● **What the task asks**:
Quote the full listing word for word.
_ _ _ _ _ _ _
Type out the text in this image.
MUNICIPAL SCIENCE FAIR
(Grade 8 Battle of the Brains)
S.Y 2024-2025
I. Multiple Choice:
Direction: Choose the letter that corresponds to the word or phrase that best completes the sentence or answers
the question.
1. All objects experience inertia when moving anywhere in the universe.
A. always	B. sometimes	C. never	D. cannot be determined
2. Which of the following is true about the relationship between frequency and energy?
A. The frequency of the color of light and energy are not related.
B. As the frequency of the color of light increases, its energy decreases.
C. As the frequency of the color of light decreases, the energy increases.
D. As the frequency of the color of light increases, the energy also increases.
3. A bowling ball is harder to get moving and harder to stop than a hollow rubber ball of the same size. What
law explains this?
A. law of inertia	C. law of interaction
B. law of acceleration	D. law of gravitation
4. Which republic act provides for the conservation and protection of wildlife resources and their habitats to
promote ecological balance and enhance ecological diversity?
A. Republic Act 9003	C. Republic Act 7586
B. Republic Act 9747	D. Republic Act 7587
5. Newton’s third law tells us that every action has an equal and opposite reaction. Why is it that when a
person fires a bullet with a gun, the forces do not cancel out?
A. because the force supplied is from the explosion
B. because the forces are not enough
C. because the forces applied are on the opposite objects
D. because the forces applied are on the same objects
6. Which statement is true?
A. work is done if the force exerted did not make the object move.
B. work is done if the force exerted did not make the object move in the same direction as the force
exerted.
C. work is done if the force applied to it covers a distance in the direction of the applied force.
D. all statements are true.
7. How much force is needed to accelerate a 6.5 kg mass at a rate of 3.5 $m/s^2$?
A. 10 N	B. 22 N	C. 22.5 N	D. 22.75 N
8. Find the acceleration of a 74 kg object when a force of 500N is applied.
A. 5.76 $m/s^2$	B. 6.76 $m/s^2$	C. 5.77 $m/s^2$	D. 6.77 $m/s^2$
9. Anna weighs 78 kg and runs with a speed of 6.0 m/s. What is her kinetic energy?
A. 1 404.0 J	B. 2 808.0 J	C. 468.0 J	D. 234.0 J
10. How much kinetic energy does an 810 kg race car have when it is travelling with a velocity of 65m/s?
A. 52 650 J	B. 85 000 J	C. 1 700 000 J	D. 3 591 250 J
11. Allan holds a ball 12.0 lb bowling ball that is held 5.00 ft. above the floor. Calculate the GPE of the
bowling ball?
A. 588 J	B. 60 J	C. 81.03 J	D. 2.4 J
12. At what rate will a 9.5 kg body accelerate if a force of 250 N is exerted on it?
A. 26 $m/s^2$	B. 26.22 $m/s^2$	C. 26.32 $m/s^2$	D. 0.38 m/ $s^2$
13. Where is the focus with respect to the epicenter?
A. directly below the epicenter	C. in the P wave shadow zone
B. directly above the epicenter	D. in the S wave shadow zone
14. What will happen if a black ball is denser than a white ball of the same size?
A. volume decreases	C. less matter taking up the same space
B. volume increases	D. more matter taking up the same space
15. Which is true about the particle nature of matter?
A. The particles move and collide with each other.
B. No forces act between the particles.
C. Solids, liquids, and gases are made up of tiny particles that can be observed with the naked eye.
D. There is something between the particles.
_ _ _ _ _ _ _
● **Result of this task**:
Type out the text in this image.
MUNICIPAL SCIENCE FAIR
(Grade 8 Battle of the Brains)
S.Y 2024-2025
I. Multiple Choice:
Direction: Choose the letter that corresponds to the word or phrase that best completes the sentence or answers
the question.
1. All objects experience inertia when moving anywhere in the universe.
A. always	B. sometimes	C. never	D. cannot be determined
2. Which of the following is true about the relationship between frequency and energy?
A. The frequency of the color of light and energy are not related.
B. As the frequency of the color of light increases, its energy decreases.
C. As the frequency of the color of light decreases, the energy increases.
D. As the frequency of the color of light increases, the energy also increases.
3. A bowling ball is harder to get moving and harder to stop than a hollow rubber ball of the same size. What
law explains this?
A. law of inertia	C. law of interaction
B. law of acceleration	D. law of gravitation
4. Which republic act provides for the conservation and protection of wildlife resources and their habitats to
promote ecological balance and enhance ecological diversity?
A. Republic Act 9003	C. Republic Act 7586
B. Republic Act 9747	D. Republic Act 7587
5. Newton’s third law tells us that every action has an equal and opposite reaction. Why is it that when a
person fires a bullet with a gun, the forces do not cancel out?
A. because the force supplied is from the explosion
B. because the forces are not enough
C. because the forces applied are on the opposite objects
D. because the forces applied are on the same objects
6. Which statement is true?
A. work is done if the force exerted did not make the object move.
B. work is done if the force exerted did not make the object move in the same direction as the force
exerted.
C. work is done if the force applied to it covers a distance in the direction of the applied force.
D. all statements are true.
7. How much force is needed to accelerate a 6.5 kg mass at a rate of 3.5 $m/s^2$?
A. 10 N	B. 22 N	C. 22.5 N	D. 22.75 N
8. Find the acceleration of a 74 kg object when a force of 500N is applied.
A. 5.76 $m/s^2$	B. 6.76 $m/s^2$	C. 5.77 $m/s^2$	D. 6.77 $m/s^2$
9. Anna weighs 78 kg and runs with a speed of 6.0 m/s. What is her kinetic energy?
A. 1 404.0 J	B. 2 808.0 J	C. 468.0 J	D. 234.0 J
10. How much kinetic energy does an 810 kg race car have when it is travelling with a velocity of 65m/s?
A. 52 650 J	B. 85 000 J	C. 1 700 000 J	D. 3 591 250 J
11. Allan holds a ball 12.0 lb bowling ball that is held 5.00 ft. above the floor. Calculate the GPE of the
bowling ball?
A. 588 J	B. 60 J	C. 81.03 J	D. 2.4 J
12. At what rate will a 9.5 kg body accelerate if a force of 250 N is exerted on it?
A. 26 $m/s^2$	B. 26.22 $m/s^2$	C. 26.32 $m/s^2$	D. 0.38 m/ $s^2$
13. Where is the focus with respect to the epicenter?
A. directly below the epicenter	C. in the P wave shadow zone
B. directly above the epicenter	D. in the S wave shadow zone
14. What will happen if a black ball is denser than a white ball of the same size?
A. volume decreases	C. less matter taking up the same space
B. volume increases	D. more matter taking up the same space
15. Which is true about the particle nature of matter?
A. The particles move and collide with each other.
B. No forces act between the particles.
C. Solids, liquids, and gases are made up of tiny particles that can be observed with the naked eye.
D. There is something between the particles.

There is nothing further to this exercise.